>> begin GIVEN DATA
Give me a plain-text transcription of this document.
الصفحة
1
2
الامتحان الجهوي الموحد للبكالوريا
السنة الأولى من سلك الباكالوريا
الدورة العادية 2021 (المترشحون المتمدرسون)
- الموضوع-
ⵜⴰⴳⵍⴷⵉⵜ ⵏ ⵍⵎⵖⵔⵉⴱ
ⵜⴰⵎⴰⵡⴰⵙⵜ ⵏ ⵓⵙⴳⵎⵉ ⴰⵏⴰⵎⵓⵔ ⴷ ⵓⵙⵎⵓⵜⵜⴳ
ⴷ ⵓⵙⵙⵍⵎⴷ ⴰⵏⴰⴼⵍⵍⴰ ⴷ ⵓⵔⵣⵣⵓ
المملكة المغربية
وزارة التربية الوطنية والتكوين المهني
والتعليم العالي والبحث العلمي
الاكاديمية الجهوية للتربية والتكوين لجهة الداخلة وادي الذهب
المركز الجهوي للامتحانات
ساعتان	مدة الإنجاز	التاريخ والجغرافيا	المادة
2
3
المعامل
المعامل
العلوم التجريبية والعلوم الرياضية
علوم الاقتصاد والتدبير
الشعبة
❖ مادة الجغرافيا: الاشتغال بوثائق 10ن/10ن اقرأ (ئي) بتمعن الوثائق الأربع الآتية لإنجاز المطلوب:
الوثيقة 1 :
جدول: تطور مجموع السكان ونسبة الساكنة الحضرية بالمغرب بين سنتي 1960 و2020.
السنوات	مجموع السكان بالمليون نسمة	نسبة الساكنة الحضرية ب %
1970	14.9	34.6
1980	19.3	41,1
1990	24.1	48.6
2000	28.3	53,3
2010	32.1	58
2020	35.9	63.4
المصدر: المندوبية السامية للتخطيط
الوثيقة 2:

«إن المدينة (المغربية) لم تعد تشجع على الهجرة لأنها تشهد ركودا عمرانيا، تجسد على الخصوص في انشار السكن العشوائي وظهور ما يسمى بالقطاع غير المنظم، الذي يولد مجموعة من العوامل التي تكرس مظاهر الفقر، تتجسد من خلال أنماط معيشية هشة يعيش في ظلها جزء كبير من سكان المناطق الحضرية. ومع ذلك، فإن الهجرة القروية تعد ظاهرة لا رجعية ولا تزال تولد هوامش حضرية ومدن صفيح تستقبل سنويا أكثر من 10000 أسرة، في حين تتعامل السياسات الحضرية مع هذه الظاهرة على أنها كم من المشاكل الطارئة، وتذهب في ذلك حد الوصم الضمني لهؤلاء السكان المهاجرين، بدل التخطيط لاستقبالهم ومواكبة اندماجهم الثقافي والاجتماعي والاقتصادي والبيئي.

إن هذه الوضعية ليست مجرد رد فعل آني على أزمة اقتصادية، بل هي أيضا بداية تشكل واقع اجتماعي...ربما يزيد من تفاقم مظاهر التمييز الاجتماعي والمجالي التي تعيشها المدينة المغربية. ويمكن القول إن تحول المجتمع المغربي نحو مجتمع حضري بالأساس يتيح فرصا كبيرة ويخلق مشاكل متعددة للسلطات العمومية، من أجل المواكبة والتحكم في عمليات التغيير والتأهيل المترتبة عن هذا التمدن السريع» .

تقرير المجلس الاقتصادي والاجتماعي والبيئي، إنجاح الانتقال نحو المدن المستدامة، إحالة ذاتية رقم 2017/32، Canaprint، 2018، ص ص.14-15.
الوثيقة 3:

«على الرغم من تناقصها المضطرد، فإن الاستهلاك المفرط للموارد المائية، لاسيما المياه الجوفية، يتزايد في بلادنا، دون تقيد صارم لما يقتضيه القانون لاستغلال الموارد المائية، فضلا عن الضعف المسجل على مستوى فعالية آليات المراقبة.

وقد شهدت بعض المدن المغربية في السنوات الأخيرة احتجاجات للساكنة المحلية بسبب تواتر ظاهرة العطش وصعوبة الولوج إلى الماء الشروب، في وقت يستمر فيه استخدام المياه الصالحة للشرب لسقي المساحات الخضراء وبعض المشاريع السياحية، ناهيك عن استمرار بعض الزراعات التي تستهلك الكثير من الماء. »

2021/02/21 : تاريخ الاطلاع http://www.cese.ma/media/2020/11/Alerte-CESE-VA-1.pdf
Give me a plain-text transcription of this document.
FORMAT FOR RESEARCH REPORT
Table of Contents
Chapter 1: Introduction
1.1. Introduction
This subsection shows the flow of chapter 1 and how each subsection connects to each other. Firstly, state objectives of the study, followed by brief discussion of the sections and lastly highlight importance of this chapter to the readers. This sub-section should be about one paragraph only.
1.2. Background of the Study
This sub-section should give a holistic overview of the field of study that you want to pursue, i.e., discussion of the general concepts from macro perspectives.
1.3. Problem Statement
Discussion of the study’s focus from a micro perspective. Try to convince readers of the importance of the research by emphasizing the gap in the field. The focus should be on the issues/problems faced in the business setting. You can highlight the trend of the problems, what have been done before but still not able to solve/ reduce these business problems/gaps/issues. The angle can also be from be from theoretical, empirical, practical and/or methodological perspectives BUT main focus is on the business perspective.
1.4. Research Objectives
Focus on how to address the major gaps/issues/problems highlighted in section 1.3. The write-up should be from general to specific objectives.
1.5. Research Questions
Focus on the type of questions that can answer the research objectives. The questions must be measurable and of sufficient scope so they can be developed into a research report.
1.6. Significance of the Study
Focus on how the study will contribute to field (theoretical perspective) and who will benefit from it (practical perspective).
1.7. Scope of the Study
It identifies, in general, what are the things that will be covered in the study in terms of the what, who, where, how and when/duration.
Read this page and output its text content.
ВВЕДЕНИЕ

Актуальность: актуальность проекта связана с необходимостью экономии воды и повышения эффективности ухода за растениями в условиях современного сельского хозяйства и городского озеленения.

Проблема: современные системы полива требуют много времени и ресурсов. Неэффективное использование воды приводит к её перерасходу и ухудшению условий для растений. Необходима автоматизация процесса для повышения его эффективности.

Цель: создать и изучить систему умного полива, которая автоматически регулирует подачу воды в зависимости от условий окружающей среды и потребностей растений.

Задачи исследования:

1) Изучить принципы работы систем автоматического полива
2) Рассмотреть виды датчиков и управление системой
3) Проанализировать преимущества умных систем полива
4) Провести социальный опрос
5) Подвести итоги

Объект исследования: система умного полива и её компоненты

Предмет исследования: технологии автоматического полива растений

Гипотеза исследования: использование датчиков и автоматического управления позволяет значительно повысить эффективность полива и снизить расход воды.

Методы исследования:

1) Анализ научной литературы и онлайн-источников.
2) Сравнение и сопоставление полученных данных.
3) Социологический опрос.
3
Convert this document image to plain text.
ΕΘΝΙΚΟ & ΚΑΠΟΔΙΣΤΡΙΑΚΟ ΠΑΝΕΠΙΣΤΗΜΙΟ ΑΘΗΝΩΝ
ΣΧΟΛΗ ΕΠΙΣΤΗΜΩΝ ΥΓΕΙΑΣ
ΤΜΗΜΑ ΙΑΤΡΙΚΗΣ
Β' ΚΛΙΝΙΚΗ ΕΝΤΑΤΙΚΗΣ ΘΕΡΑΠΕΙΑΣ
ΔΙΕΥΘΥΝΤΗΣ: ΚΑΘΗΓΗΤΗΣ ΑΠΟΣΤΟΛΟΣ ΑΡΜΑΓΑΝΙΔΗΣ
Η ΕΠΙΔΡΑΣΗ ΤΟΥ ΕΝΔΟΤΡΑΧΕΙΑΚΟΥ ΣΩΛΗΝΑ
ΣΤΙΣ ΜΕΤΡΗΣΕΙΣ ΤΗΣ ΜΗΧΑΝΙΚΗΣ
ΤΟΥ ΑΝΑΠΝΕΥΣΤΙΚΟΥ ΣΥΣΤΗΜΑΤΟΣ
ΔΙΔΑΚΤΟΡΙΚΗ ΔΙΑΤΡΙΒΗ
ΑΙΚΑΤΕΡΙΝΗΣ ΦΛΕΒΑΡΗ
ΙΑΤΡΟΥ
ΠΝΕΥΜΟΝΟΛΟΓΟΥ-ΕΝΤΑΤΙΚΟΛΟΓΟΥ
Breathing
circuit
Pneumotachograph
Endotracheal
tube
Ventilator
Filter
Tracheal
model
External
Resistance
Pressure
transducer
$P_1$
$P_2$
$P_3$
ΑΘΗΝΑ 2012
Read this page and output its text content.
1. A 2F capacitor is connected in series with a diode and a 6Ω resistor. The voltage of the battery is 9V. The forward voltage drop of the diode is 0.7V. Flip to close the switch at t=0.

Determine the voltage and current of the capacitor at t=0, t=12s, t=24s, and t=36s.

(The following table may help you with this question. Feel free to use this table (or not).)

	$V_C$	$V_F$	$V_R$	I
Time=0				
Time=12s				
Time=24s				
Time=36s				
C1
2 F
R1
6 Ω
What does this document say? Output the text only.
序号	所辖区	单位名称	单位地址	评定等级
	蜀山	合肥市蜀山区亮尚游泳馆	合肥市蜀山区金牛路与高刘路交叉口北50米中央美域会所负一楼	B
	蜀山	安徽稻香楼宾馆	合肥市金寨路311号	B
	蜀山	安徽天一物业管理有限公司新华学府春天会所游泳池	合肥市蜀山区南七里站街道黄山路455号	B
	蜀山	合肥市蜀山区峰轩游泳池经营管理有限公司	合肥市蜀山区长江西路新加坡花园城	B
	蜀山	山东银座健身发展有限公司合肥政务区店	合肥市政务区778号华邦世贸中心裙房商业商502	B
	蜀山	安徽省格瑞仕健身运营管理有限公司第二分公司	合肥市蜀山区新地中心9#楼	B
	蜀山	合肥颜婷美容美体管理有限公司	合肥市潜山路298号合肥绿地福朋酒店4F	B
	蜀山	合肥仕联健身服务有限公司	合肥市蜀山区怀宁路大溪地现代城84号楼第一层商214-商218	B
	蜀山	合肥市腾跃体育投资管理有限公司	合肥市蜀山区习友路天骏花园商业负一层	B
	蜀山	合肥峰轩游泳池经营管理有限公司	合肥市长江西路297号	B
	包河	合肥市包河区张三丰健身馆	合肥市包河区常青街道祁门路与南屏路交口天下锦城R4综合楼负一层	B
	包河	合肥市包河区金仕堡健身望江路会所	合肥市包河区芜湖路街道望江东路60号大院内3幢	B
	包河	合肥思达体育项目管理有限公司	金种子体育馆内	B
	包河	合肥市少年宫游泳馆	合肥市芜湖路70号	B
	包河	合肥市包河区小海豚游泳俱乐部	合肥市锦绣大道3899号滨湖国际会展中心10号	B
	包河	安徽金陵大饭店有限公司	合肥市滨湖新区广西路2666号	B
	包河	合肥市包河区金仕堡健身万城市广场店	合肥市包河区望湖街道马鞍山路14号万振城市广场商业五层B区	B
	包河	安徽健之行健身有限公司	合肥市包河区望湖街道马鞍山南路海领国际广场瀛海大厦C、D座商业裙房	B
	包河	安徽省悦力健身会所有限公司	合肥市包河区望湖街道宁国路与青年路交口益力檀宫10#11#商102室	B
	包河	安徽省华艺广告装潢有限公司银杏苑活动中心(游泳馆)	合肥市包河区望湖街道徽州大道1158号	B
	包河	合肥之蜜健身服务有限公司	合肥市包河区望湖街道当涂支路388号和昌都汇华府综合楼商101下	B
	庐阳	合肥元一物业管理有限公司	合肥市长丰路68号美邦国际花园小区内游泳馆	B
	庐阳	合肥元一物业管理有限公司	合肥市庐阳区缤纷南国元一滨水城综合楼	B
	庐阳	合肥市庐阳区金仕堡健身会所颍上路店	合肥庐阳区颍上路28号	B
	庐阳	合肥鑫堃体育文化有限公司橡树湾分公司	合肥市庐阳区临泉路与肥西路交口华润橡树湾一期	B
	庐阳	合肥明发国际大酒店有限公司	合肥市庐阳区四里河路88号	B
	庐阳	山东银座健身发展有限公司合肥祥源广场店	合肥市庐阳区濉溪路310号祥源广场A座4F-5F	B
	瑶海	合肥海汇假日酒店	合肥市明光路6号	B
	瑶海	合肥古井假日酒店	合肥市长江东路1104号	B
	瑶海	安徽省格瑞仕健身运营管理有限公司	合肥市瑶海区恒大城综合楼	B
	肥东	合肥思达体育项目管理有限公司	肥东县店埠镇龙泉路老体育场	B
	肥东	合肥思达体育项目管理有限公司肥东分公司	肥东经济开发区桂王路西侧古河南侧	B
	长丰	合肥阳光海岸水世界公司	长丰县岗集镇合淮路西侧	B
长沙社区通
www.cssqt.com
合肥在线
>> end GIVEN DATA
**TASK INSTRUCTIONS:** Check each line above for the word "автоматического" and give the number of lines that have it, nothing else.

**EXPECTED ANSWER:** 3